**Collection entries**
▬▬▬

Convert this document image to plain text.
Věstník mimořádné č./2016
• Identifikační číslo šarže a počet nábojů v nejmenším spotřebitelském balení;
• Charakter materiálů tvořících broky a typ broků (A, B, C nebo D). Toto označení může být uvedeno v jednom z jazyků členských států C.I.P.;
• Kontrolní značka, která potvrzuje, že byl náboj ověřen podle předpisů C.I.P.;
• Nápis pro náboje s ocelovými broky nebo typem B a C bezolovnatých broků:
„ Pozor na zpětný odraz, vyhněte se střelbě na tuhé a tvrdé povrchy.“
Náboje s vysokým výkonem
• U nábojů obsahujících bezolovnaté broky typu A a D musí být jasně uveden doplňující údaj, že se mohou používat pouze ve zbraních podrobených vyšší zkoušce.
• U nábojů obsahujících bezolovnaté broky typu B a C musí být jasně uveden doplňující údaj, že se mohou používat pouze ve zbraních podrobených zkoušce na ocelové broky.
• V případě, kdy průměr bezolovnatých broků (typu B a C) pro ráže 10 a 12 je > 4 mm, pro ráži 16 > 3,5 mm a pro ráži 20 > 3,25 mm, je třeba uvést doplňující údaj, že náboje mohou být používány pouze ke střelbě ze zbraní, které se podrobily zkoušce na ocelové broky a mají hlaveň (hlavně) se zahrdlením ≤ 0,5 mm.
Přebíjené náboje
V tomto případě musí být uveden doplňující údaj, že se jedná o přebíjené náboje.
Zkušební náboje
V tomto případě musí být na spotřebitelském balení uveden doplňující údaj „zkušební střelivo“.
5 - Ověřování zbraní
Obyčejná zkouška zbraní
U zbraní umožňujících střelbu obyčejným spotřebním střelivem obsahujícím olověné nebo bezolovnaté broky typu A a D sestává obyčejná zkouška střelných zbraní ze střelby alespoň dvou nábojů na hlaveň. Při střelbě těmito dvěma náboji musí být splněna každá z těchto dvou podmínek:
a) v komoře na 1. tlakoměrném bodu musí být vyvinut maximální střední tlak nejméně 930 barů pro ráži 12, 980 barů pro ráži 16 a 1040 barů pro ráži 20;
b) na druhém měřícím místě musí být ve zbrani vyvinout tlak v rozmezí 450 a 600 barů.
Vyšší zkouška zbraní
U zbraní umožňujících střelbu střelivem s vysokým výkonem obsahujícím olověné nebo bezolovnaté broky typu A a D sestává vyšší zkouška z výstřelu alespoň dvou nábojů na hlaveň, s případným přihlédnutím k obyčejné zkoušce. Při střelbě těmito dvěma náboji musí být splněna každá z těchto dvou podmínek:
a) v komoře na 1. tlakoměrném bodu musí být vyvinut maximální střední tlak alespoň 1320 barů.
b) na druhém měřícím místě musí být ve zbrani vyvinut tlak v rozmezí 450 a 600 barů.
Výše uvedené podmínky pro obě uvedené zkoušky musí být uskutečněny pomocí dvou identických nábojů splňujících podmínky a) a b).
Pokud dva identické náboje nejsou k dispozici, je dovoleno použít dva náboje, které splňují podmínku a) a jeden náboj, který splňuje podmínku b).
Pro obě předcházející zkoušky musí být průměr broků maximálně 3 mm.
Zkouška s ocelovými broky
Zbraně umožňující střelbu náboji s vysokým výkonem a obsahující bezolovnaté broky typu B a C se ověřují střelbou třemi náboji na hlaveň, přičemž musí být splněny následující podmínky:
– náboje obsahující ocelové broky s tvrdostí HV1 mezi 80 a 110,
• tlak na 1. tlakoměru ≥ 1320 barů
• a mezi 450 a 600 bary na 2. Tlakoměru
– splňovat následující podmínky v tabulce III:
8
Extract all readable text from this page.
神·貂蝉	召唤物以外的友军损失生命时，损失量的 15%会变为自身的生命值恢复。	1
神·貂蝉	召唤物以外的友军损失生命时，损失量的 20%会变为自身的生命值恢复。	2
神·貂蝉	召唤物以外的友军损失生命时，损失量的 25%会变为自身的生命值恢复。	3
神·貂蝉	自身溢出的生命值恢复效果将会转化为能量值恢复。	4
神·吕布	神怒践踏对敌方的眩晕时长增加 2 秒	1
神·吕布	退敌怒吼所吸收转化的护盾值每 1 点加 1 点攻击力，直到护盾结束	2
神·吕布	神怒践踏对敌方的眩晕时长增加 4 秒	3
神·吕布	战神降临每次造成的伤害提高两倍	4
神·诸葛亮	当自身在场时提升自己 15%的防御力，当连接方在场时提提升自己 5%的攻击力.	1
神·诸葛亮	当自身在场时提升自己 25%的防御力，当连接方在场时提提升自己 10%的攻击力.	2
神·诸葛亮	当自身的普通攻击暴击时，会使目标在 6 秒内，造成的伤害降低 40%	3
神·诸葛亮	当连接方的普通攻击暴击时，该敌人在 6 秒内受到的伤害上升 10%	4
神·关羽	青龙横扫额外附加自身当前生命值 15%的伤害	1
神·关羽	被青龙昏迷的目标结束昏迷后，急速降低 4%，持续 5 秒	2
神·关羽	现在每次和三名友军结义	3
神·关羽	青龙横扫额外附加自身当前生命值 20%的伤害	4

▬▬▬

**Task details**
Print out every record again, exactly and in full.

**Output**
Convert this document image to plain text.
Věstník mimořádné č./2016
• Identifikační číslo šarže a počet nábojů v nejmenším spotřebitelském balení;
• Charakter materiálů tvořících broky a typ broků (A, B, C nebo D). Toto označení může být uvedeno v jednom z jazyků členských států C.I.P.;
• Kontrolní značka, která potvrzuje, že byl náboj ověřen podle předpisů C.I.P.;
• Nápis pro náboje s ocelovými broky nebo typem B a C bezolovnatých broků:
„ Pozor na zpětný odraz, vyhněte se střelbě na tuhé a tvrdé povrchy.“
Náboje s vysokým výkonem
• U nábojů obsahujících bezolovnaté broky typu A a D musí být jasně uveden doplňující údaj, že se mohou používat pouze ve zbraních podrobených vyšší zkoušce.
• U nábojů obsahujících bezolovnaté broky typu B a C musí být jasně uveden doplňující údaj, že se mohou používat pouze ve zbraních podrobených zkoušce na ocelové broky.
• V případě, kdy průměr bezolovnatých broků (typu B a C) pro ráže 10 a 12 je > 4 mm, pro ráži 16 > 3,5 mm a pro ráži 20 > 3,25 mm, je třeba uvést doplňující údaj, že náboje mohou být používány pouze ke střelbě ze zbraní, které se podrobily zkoušce na ocelové broky a mají hlaveň (hlavně) se zahrdlením ≤ 0,5 mm.
Přebíjené náboje
V tomto případě musí být uveden doplňující údaj, že se jedná o přebíjené náboje.
Zkušební náboje
V tomto případě musí být na spotřebitelském balení uveden doplňující údaj „zkušební střelivo“.
5 - Ověřování zbraní
Obyčejná zkouška zbraní
U zbraní umožňujících střelbu obyčejným spotřebním střelivem obsahujícím olověné nebo bezolovnaté broky typu A a D sestává obyčejná zkouška střelných zbraní ze střelby alespoň dvou nábojů na hlaveň. Při střelbě těmito dvěma náboji musí být splněna každá z těchto dvou podmínek:
a) v komoře na 1. tlakoměrném bodu musí být vyvinut maximální střední tlak nejméně 930 barů pro ráži 12, 980 barů pro ráži 16 a 1040 barů pro ráži 20;
b) na druhém měřícím místě musí být ve zbrani vyvinout tlak v rozmezí 450 a 600 barů.
Vyšší zkouška zbraní
U zbraní umožňujících střelbu střelivem s vysokým výkonem obsahujícím olověné nebo bezolovnaté broky typu A a D sestává vyšší zkouška z výstřelu alespoň dvou nábojů na hlaveň, s případným přihlédnutím k obyčejné zkoušce. Při střelbě těmito dvěma náboji musí být splněna každá z těchto dvou podmínek:
a) v komoře na 1. tlakoměrném bodu musí být vyvinut maximální střední tlak alespoň 1320 barů.
b) na druhém měřícím místě musí být ve zbrani vyvinut tlak v rozmezí 450 a 600 barů.
Výše uvedené podmínky pro obě uvedené zkoušky musí být uskutečněny pomocí dvou identických nábojů splňujících podmínky a) a b).
Pokud dva identické náboje nejsou k dispozici, je dovoleno použít dva náboje, které splňují podmínku a) a jeden náboj, který splňuje podmínku b).
Pro obě předcházející zkoušky musí být průměr broků maximálně 3 mm.
Zkouška s ocelovými broky
Zbraně umožňující střelbu náboji s vysokým výkonem a obsahující bezolovnaté broky typu B a C se ověřují střelbou třemi náboji na hlaveň, přičemž musí být splněny následující podmínky:
– náboje obsahující ocelové broky s tvrdostí HV1 mezi 80 a 110,
• tlak na 1. tlakoměru ≥ 1320 barů
• a mezi 450 a 600 bary na 2. Tlakoměru
– splňovat následující podmínky v tabulce III:
8
Extract all readable text from this page.
神·貂蝉	召唤物以外的友军损失生命时，损失量的 15%会变为自身的生命值恢复。	1
神·貂蝉	召唤物以外的友军损失生命时，损失量的 20%会变为自身的生命值恢复。	2
神·貂蝉	召唤物以外的友军损失生命时，损失量的 25%会变为自身的生命值恢复。	3
神·貂蝉	自身溢出的生命值恢复效果将会转化为能量值恢复。	4
神·吕布	神怒践踏对敌方的眩晕时长增加 2 秒	1
神·吕布	退敌怒吼所吸收转化的护盾值每 1 点加 1 点攻击力，直到护盾结束	2
神·吕布	神怒践踏对敌方的眩晕时长增加 4 秒	3
神·吕布	战神降临每次造成的伤害提高两倍	4
神·诸葛亮	当自身在场时提升自己 15%的防御力，当连接方在场时提提升自己 5%的攻击力.	1
神·诸葛亮	当自身在场时提升自己 25%的防御力，当连接方在场时提提升自己 10%的攻击力.	2
神·诸葛亮	当自身的普通攻击暴击时，会使目标在 6 秒内，造成的伤害降低 40%	3
神·诸葛亮	当连接方的普通攻击暴击时，该敌人在 6 秒内受到的伤害上升 10%	4
神·关羽	青龙横扫额外附加自身当前生命值 15%的伤害	1
神·关羽	被青龙昏迷的目标结束昏迷后，急速降低 4%，持续 5 秒	2
神·关羽	现在每次和三名友军结义	3
神·关羽	青龙横扫额外附加自身当前生命值 20%的伤害	4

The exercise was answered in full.